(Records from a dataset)

-=-=-=-=-

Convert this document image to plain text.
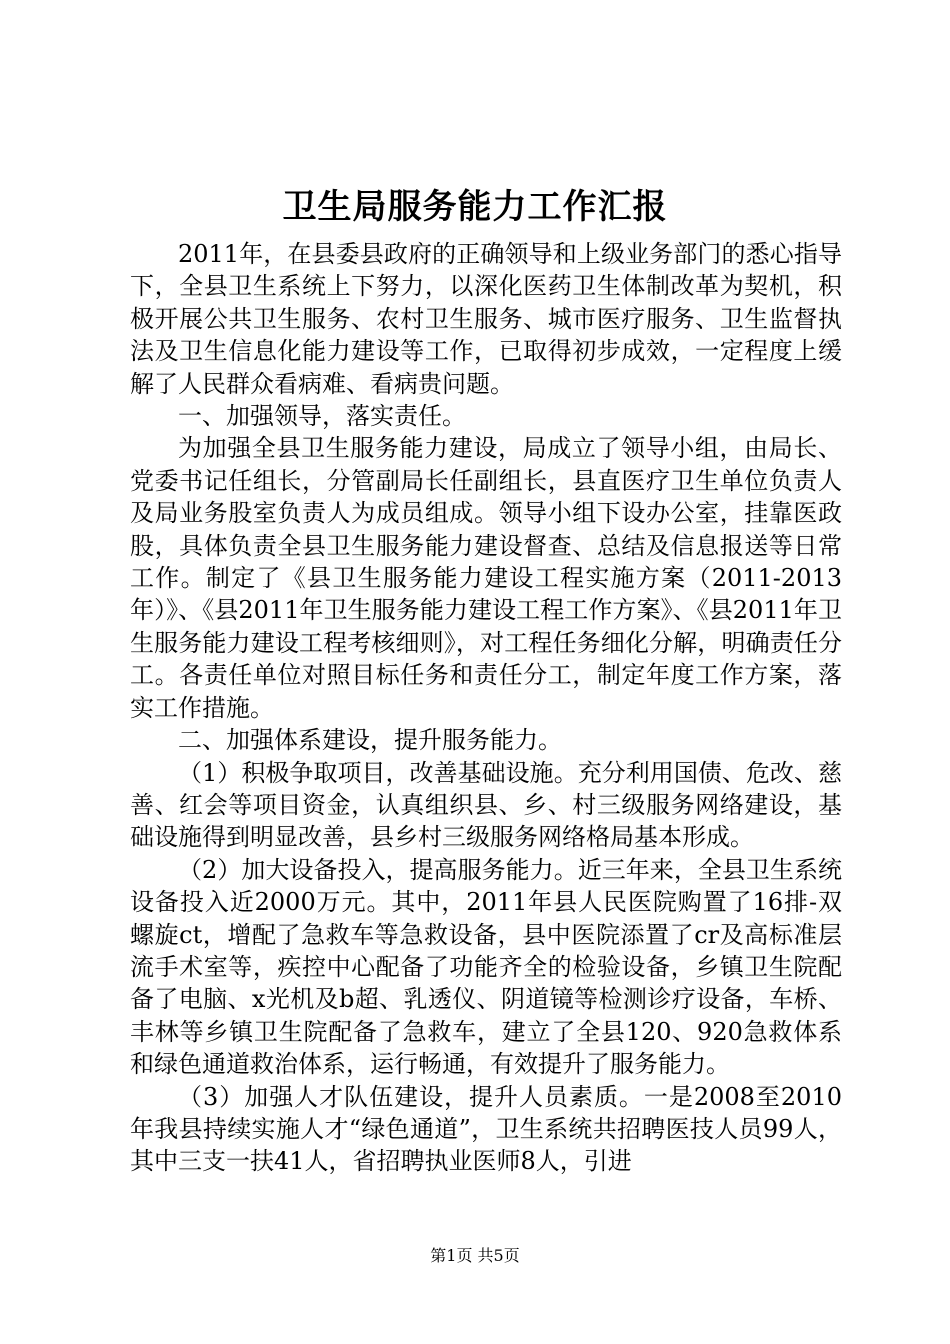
卫生局服务能力工作汇报

2011年，在县委县政府的正确领导和上级业务部门的悉心指导下，全县卫生系统上下努力，以深化医药卫生体制改革为契机，积极开展公共卫生服务、农村卫生服务、城市医疗服务、卫生监督执法及卫生信息化能力建设等工作，已取得初步成效，一定程度上缓解了人民群众看病难、看病贵问题。

一、加强领导，落实责任。

为加强全县卫生服务能力建设，局成立了领导小组，由局长、党委书记任组长，分管副局长任副组长，县直医疗卫生单位负责人及局业务股室负责人为成员组成。领导小组下设办公室，挂靠医政股，具体负责全县卫生服务能力建设督查、总结及信息报送等日常工作。制定了《县卫生服务能力建设工程实施方案（2011-2013年）》、《县2011年卫生服务能力建设工程工作方案》、《县2011年卫生服务能力建设工程考核细则》，对工程任务细化分解，明确责任分工。各责任单位对照目标任务和责任分工，制定年度工作方案，落实工作措施。

二、加强体系建设，提升服务能力。

（1）积极争取项目，改善基础设施。充分利用国债、危改、慈善、红会等项目资金，认真组织县、乡、村三级服务网络建设，基础设施得到明显改善，县乡村三级服务网络格局基本形成。

（2）加大设备投入，提高服务能力。近三年来，全县卫生系统设备投入近2000万元。其中，2011年县人民医院购置了16排-双螺旋ct，增配了急救车等急救设备，县中医院添置了cr及高标准层流手术室等，疾控中心配备了功能齐全的检验设备，乡镇卫生院配备了电脑、x光机及b超、乳透仪、阴道镜等检测诊疗设备，车桥、丰林等乡镇卫生院配备了急救车，建立了全县120、920急救体系和绿色通道救治体系，运行畅通，有效提升了服务能力。

（3）加强人才队伍建设，提升人员素质。一是2008至2010年我县持续实施人才“绿色通道”，卫生系统共招聘医技人员99人，其中三支一扶41人，省招聘执业医师8人，引进

第1页 共5页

-=-=-=-=-

Write the records above out again exactly, with no pictures in your copy.

SOLVED EXERCISE
Convert this document image to plain text.
卫生局服务能力工作汇报

2011年，在县委县政府的正确领导和上级业务部门的悉心指导下，全县卫生系统上下努力，以深化医药卫生体制改革为契机，积极开展公共卫生服务、农村卫生服务、城市医疗服务、卫生监督执法及卫生信息化能力建设等工作，已取得初步成效，一定程度上缓解了人民群众看病难、看病贵问题。

一、加强领导，落实责任。

为加强全县卫生服务能力建设，局成立了领导小组，由局长、党委书记任组长，分管副局长任副组长，县直医疗卫生单位负责人及局业务股室负责人为成员组成。领导小组下设办公室，挂靠医政股，具体负责全县卫生服务能力建设督查、总结及信息报送等日常工作。制定了《县卫生服务能力建设工程实施方案（2011-2013年）》、《县2011年卫生服务能力建设工程工作方案》、《县2011年卫生服务能力建设工程考核细则》，对工程任务细化分解，明确责任分工。各责任单位对照目标任务和责任分工，制定年度工作方案，落实工作措施。

二、加强体系建设，提升服务能力。

（1）积极争取项目，改善基础设施。充分利用国债、危改、慈善、红会等项目资金，认真组织县、乡、村三级服务网络建设，基础设施得到明显改善，县乡村三级服务网络格局基本形成。

（2）加大设备投入，提高服务能力。近三年来，全县卫生系统设备投入近2000万元。其中，2011年县人民医院购置了16排-双螺旋ct，增配了急救车等急救设备，县中医院添置了cr及高标准层流手术室等，疾控中心配备了功能齐全的检验设备，乡镇卫生院配备了电脑、x光机及b超、乳透仪、阴道镜等检测诊疗设备，车桥、丰林等乡镇卫生院配备了急救车，建立了全县120、920急救体系和绿色通道救治体系，运行畅通，有效提升了服务能力。

（3）加强人才队伍建设，提升人员素质。一是2008至2010年我县持续实施人才“绿色通道”，卫生系统共招聘医技人员99人，其中三支一扶41人，省招聘执业医师8人，引进

第1页 共5页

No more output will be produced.